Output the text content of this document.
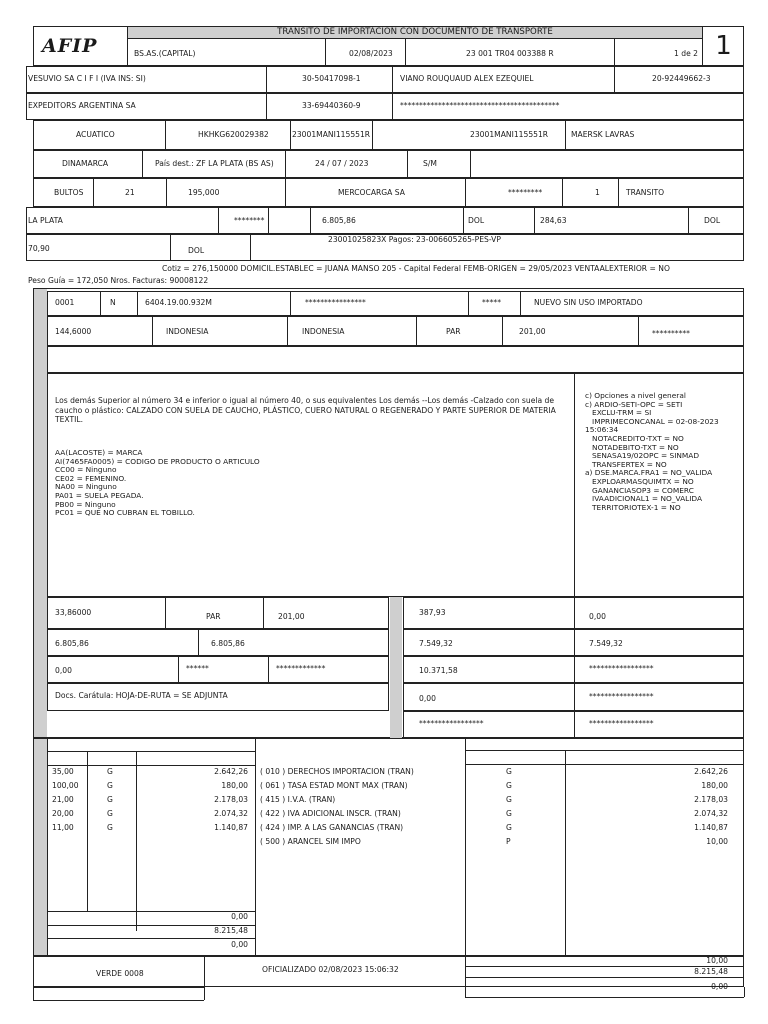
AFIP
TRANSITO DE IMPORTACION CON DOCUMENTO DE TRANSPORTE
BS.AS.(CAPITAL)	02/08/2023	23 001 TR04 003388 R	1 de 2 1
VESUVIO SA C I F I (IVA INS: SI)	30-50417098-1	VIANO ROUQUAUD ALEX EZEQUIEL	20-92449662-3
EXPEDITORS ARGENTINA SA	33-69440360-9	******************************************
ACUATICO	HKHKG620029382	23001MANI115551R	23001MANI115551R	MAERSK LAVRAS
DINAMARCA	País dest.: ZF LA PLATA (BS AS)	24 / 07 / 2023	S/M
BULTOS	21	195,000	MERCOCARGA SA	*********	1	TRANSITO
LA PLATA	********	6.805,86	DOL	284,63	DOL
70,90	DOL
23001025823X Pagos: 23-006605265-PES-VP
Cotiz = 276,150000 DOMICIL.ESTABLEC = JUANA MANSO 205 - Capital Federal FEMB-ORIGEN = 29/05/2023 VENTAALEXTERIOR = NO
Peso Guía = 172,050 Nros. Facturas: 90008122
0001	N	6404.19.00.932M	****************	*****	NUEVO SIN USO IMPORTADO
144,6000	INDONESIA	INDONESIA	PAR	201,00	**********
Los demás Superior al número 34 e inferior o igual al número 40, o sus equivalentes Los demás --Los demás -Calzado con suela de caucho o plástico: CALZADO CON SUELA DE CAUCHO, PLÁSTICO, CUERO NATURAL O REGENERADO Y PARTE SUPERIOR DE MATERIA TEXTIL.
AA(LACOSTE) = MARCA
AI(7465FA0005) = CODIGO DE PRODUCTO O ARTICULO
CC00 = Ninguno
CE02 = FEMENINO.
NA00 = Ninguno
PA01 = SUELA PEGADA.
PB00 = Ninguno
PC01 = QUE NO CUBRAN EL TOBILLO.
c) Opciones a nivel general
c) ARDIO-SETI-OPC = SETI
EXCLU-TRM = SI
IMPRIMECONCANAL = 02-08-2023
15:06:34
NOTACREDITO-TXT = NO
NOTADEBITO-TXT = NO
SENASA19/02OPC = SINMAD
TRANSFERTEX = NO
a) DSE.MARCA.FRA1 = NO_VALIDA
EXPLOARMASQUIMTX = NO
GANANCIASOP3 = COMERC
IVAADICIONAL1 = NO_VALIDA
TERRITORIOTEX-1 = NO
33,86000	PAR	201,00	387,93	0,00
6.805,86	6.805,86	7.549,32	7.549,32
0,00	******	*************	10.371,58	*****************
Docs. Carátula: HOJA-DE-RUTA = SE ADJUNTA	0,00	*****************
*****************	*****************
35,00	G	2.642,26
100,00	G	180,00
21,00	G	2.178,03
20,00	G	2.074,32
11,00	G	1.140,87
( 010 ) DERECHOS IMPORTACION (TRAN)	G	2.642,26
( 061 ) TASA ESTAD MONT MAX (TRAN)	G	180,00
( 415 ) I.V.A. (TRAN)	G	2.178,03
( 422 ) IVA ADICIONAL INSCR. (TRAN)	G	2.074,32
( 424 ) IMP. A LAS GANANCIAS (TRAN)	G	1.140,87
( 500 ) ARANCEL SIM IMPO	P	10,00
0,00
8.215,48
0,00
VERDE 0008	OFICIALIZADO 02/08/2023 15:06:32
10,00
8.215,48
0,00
☆ ☆ ☆ ☆ ☆
Leave out the pictures and copy everything else in the records word for word.

§ **OUTPUT BELOW**:
Output the text content of this document.
AFIP
TRANSITO DE IMPORTACION CON DOCUMENTO DE TRANSPORTE
BS.AS.(CAPITAL)	02/08/2023	23 001 TR04 003388 R	1 de 2 1
VESUVIO SA C I F I (IVA INS: SI)	30-50417098-1	VIANO ROUQUAUD ALEX EZEQUIEL	20-92449662-3
EXPEDITORS ARGENTINA SA	33-69440360-9	******************************************
ACUATICO	HKHKG620029382	23001MANI115551R	23001MANI115551R	MAERSK LAVRAS
DINAMARCA	País dest.: ZF LA PLATA (BS AS)	24 / 07 / 2023	S/M
BULTOS	21	195,000	MERCOCARGA SA	*********	1	TRANSITO
LA PLATA	********	6.805,86	DOL	284,63	DOL
70,90	DOL
23001025823X Pagos: 23-006605265-PES-VP
Cotiz = 276,150000 DOMICIL.ESTABLEC = JUANA MANSO 205 - Capital Federal FEMB-ORIGEN = 29/05/2023 VENTAALEXTERIOR = NO
Peso Guía = 172,050 Nros. Facturas: 90008122
0001	N	6404.19.00.932M	****************	*****	NUEVO SIN USO IMPORTADO
144,6000	INDONESIA	INDONESIA	PAR	201,00	**********
Los demás Superior al número 34 e inferior o igual al número 40, o sus equivalentes Los demás --Los demás -Calzado con suela de caucho o plástico: CALZADO CON SUELA DE CAUCHO, PLÁSTICO, CUERO NATURAL O REGENERADO Y PARTE SUPERIOR DE MATERIA TEXTIL.
AA(LACOSTE) = MARCA
AI(7465FA0005) = CODIGO DE PRODUCTO O ARTICULO
CC00 = Ninguno
CE02 = FEMENINO.
NA00 = Ninguno
PA01 = SUELA PEGADA.
PB00 = Ninguno
PC01 = QUE NO CUBRAN EL TOBILLO.
c) Opciones a nivel general
c) ARDIO-SETI-OPC = SETI
EXCLU-TRM = SI
IMPRIMECONCANAL = 02-08-2023
15:06:34
NOTACREDITO-TXT = NO
NOTADEBITO-TXT = NO
SENASA19/02OPC = SINMAD
TRANSFERTEX = NO
a) DSE.MARCA.FRA1 = NO_VALIDA
EXPLOARMASQUIMTX = NO
GANANCIASOP3 = COMERC
IVAADICIONAL1 = NO_VALIDA
TERRITORIOTEX-1 = NO
33,86000	PAR	201,00	387,93	0,00
6.805,86	6.805,86	7.549,32	7.549,32
0,00	******	*************	10.371,58	*****************
Docs. Carátula: HOJA-DE-RUTA = SE ADJUNTA	0,00	*****************
*****************	*****************
35,00	G	2.642,26
100,00	G	180,00
21,00	G	2.178,03
20,00	G	2.074,32
11,00	G	1.140,87
( 010 ) DERECHOS IMPORTACION (TRAN)	G	2.642,26
( 061 ) TASA ESTAD MONT MAX (TRAN)	G	180,00
( 415 ) I.V.A. (TRAN)	G	2.178,03
( 422 ) IVA ADICIONAL INSCR. (TRAN)	G	2.074,32
( 424 ) IMP. A LAS GANANCIAS (TRAN)	G	1.140,87
( 500 ) ARANCEL SIM IMPO	P	10,00
0,00
8.215,48
0,00
VERDE 0008	OFICIALIZADO 02/08/2023 15:06:32
10,00
8.215,48
0,00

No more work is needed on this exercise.